● Texto em estudo:

※

Apesar da opinião do colega ministro, os extratos de cannabis medicinal
produzidos no Brasil são 10 vezes mais baratos e muito eficazes, pois são
extratos puros da planta com todo o espectro de canabinoides e terpenos
presentes agindo em sintonia para uma melhor função, o chamado efeito comitiva.
A
maioria dos médicos que prescrevem produtos derivados de cannabis no mundo não
defende o uso fumado, e sim oral, sublingual ou até vaporizado. Países
avançados como Israel, cuja tecnologia é frequentemente elogiada pela atual administração, possuem vaporizadores de cannabis nos hospitais para seus
pacientes. Existe a possibilidade de ministrá-la também na forma de supositórios, cremes, pomadas e na mesma Israel, até cookies são usados para ministrar a medicação em crianças com
maior dificuldade de aceitação por outras vias.
O
canabidiol e o THC são eficazes em muitas doenças, tanto raras como não raras. Tem eficácia inclusive no tratamento de dependências químicas, por exemplo,
dependência da própria cannabis, de opioides, crack e cocaína, dentro de um
sistema de redução de danos, ao qual, por sinal, este governo também é contrário.
Finalmente,
para dar o benefício da dúvida em relação à motivação do posicionamento do
ministro, esclarecemos que o uso médico da cannabis é muito diferente da
maconha traficada. A segunda é geneticamente selecionada para ter alta
concentração de THC, praticamente sem CBD, provém do tráfico e, portanto, desconhecemos sua origem, plantio e condições de comercialização, se orgânica ou mesclada a outras substâncias, lícitas ou não. Qualquer
médico que defenda esse uso não estará respeitando o juramento que fez a
Hipócrates. Já a cannabis preparada com fins terapêuticos, cultivada sem
agrotóxicos, preparada com rigor e controle de qualidade, com conhecimento de
seus compostos para que possam ser prescritos de acordo com a patologia a ser
tratada, após avaliação médica responsável, é de grande utilidade para
diversas famílias que convivem com o sofrimento de entes queridos vítimas de
doenças graves, incapacitantes, muitas vezes lentamente letais.
Esperamos
que a sociedade médica e os governantes tenham parcimônia ao emitir informações
enviesadas, e que dialoguem com médicos e cientistas que atuam na área, escutem
os pacientes e seus familiares sobre os benefícios que obtiveram com a cannabis e,
principalmente, que distingam o uso médico do uso recreativo, pois envolvem situações diferentes e uso de produtos diferentes.

※

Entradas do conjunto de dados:
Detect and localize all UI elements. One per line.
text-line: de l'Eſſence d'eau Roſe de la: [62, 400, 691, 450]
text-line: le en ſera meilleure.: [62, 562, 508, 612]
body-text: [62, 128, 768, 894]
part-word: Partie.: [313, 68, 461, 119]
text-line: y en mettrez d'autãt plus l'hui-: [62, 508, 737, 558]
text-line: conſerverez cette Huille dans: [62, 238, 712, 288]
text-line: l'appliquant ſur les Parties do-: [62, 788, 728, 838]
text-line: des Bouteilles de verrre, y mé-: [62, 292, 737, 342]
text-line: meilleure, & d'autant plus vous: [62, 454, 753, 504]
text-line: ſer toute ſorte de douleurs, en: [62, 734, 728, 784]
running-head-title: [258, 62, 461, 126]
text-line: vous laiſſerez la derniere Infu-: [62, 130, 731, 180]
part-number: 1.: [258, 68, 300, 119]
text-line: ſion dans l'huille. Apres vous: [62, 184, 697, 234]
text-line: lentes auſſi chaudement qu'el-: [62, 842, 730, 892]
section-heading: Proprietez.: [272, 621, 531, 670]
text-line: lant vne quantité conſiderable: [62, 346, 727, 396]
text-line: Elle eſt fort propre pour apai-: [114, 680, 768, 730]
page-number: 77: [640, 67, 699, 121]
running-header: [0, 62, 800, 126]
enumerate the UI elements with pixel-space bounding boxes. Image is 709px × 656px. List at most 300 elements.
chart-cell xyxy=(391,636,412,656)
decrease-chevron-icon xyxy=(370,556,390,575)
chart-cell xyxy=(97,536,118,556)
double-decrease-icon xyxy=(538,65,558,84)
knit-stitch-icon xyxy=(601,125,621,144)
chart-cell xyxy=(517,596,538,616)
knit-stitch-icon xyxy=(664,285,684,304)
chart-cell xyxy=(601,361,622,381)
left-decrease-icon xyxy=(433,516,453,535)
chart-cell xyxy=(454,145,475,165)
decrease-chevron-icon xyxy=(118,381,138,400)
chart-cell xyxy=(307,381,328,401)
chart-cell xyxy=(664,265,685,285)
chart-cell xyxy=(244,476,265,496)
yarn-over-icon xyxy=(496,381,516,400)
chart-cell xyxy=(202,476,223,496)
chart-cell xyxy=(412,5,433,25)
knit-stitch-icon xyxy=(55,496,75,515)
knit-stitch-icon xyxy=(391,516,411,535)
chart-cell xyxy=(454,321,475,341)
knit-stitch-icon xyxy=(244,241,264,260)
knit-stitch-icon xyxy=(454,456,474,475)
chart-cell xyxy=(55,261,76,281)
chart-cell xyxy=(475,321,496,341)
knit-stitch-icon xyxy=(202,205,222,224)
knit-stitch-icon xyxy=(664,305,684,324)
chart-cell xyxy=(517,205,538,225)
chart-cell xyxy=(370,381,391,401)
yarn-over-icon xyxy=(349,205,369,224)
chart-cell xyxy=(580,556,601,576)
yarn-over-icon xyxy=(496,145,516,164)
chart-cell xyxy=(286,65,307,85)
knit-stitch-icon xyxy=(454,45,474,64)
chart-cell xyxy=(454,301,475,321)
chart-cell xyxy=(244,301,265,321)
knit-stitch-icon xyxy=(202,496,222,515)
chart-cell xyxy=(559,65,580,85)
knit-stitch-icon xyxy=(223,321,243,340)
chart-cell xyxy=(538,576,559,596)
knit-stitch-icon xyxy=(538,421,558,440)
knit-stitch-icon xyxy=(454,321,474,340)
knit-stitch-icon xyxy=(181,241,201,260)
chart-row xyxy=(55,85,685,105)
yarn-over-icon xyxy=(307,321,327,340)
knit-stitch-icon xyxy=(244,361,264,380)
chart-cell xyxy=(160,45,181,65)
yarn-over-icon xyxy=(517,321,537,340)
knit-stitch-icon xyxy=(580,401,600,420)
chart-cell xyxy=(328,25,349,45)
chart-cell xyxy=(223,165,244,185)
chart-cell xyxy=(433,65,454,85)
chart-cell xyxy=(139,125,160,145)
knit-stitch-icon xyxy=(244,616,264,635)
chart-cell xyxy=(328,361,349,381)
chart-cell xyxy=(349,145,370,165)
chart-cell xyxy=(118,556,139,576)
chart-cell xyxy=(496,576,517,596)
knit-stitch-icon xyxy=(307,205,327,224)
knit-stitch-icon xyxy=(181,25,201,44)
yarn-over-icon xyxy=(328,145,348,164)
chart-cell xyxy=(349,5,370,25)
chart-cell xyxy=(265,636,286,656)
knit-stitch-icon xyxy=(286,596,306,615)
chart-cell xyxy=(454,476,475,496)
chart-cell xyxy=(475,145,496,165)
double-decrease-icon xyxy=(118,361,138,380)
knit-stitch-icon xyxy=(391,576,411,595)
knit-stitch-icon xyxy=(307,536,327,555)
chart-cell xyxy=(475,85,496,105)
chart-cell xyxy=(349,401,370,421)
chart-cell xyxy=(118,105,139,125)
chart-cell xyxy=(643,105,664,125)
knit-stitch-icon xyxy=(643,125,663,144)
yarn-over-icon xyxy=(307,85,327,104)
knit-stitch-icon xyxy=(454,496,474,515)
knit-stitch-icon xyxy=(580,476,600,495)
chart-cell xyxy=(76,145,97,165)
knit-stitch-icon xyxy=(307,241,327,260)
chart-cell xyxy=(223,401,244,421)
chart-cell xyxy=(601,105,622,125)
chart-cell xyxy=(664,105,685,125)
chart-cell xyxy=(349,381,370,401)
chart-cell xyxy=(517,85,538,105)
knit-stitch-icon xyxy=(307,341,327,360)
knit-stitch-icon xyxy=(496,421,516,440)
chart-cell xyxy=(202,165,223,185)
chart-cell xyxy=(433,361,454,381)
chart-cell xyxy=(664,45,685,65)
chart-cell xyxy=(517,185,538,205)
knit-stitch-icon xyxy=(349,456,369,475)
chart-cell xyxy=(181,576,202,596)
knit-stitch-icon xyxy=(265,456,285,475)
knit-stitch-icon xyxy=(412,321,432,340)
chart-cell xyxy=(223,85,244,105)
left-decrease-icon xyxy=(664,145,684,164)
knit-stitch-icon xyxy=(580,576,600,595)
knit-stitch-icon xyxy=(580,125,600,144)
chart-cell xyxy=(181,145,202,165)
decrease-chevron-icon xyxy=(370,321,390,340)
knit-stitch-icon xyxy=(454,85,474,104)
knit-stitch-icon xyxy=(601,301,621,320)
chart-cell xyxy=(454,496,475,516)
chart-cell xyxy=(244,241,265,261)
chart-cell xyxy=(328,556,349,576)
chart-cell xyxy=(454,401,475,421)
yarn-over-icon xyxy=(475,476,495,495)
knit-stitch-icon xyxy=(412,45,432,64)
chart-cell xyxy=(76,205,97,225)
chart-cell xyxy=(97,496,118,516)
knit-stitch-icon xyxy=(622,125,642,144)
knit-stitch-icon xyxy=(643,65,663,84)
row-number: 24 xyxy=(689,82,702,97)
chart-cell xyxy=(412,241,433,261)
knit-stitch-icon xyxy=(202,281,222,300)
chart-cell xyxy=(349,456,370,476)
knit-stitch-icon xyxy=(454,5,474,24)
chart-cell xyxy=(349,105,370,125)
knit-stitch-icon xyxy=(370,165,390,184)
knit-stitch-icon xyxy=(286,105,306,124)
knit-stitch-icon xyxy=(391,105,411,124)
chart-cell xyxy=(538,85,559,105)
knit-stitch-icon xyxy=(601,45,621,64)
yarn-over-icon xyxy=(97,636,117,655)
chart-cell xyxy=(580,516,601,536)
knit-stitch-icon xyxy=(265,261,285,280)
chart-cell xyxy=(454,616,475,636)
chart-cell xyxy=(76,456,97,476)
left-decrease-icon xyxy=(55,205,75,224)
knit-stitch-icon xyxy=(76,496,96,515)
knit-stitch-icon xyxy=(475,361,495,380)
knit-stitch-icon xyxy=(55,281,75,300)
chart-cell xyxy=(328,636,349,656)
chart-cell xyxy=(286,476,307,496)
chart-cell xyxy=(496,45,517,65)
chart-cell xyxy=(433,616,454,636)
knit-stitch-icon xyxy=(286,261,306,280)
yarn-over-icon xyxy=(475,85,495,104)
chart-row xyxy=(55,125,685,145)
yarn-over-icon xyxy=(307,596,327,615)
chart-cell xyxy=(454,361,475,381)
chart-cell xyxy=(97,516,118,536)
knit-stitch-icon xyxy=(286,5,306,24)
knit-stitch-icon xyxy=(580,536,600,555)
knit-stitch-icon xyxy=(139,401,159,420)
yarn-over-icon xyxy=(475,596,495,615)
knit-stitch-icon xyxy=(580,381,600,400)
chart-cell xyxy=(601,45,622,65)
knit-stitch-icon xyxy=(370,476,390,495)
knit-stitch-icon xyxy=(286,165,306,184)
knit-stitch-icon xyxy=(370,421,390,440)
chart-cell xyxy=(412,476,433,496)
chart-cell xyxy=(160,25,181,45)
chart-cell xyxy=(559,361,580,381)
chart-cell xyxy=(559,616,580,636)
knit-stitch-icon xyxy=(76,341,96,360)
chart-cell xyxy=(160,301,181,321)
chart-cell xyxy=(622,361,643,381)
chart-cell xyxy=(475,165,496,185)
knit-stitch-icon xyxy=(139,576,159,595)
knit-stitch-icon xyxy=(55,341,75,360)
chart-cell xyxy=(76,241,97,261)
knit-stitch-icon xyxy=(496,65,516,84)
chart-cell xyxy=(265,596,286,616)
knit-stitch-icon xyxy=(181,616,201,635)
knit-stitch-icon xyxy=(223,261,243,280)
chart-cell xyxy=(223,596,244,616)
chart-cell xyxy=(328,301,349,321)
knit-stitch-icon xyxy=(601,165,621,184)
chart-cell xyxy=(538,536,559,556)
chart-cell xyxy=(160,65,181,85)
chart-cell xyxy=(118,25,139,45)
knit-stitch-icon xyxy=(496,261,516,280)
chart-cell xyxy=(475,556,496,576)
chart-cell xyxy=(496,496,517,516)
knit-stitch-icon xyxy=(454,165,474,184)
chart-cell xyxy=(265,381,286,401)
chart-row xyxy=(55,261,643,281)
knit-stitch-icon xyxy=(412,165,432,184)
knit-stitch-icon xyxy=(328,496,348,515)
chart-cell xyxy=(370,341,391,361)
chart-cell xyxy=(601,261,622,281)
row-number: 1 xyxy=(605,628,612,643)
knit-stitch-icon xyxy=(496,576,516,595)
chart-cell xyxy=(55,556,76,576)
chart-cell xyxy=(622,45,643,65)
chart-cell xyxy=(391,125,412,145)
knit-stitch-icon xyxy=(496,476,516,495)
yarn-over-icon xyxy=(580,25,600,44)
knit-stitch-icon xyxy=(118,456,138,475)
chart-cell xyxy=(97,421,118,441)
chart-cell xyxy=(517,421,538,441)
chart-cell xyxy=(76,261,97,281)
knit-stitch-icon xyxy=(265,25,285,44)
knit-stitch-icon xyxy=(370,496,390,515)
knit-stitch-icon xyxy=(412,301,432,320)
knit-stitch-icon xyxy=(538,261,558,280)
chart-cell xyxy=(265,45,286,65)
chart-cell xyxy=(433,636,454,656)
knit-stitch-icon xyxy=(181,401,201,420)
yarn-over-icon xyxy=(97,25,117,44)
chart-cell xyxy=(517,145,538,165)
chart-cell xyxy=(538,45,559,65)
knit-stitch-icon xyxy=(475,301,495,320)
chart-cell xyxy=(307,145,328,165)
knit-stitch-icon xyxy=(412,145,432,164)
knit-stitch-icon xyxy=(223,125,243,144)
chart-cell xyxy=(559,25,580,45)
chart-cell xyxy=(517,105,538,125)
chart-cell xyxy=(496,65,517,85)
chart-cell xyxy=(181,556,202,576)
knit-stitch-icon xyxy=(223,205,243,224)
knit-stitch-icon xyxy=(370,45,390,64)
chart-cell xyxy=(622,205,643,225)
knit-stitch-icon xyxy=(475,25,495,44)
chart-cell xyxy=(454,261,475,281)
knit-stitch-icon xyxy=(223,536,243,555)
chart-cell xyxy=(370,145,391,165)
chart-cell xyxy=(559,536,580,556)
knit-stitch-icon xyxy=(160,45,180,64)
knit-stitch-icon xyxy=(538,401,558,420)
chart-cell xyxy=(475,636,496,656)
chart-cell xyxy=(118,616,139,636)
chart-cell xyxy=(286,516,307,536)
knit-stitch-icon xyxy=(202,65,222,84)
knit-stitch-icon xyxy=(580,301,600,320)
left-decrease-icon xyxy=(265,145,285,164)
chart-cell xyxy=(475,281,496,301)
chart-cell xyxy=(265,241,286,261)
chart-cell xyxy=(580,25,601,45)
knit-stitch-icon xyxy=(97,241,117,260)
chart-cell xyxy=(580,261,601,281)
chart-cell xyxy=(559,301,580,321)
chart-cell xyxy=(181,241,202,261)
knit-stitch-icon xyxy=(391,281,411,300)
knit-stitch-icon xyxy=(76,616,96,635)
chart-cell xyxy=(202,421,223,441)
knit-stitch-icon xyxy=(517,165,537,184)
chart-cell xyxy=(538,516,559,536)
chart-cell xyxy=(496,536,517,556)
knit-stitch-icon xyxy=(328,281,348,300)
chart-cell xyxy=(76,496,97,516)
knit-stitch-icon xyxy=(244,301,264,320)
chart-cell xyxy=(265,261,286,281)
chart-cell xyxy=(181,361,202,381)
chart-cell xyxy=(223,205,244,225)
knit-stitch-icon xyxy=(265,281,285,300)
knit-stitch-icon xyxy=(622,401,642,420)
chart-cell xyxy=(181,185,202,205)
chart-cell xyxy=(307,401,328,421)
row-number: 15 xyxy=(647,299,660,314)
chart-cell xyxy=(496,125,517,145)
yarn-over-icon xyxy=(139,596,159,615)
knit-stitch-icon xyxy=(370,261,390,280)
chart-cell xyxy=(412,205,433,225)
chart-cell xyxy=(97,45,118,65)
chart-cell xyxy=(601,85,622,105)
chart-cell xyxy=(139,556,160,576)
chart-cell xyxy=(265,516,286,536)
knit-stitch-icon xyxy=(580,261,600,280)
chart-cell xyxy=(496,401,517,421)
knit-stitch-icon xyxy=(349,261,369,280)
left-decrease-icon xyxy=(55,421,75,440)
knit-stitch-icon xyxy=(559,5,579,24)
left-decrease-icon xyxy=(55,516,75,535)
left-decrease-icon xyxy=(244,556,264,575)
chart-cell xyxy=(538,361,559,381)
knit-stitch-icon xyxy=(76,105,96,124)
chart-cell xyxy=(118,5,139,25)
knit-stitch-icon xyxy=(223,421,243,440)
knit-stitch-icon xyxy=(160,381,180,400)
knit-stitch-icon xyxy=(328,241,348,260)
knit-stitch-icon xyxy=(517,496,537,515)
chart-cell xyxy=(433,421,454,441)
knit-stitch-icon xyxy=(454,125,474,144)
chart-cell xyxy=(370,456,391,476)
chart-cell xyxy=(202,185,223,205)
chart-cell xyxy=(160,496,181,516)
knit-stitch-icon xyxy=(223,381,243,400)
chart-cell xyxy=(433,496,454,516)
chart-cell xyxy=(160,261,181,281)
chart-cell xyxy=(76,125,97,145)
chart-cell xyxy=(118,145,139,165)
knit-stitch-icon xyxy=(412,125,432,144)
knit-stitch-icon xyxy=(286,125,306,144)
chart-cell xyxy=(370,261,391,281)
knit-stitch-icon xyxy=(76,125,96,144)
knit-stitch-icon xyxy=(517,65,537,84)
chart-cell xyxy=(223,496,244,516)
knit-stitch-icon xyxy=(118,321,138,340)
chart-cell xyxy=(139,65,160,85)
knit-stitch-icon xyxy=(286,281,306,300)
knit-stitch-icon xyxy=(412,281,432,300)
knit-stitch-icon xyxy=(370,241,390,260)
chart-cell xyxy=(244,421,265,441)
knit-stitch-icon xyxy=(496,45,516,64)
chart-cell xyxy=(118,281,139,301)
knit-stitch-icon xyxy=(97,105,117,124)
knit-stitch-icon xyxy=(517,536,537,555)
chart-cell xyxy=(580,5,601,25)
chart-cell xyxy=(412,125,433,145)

※

● Conjunto de tarefas:
A – Segundo o texto em estudo, por que os extratos de cannabis medicinal produzidos no Brasil são muito eficazes? Responda em uma a três frases.
B – Enumere todas as formas de administração da cannabis que o texto em estudo apresenta como alternativas ao uso fumado.

● Respostas fornecidas:
A – Eles são muito eficazes porque são extratos puros da planta, com todo o espectro de canabinoides e terpenos. Essas substâncias agem em sintonia para uma melhor função, o chamado efeito comitiva.

B –
- Oral
- Sublingual
- Vaporizada
- Supositórios
- Cremes
- Pomadas
- Cookies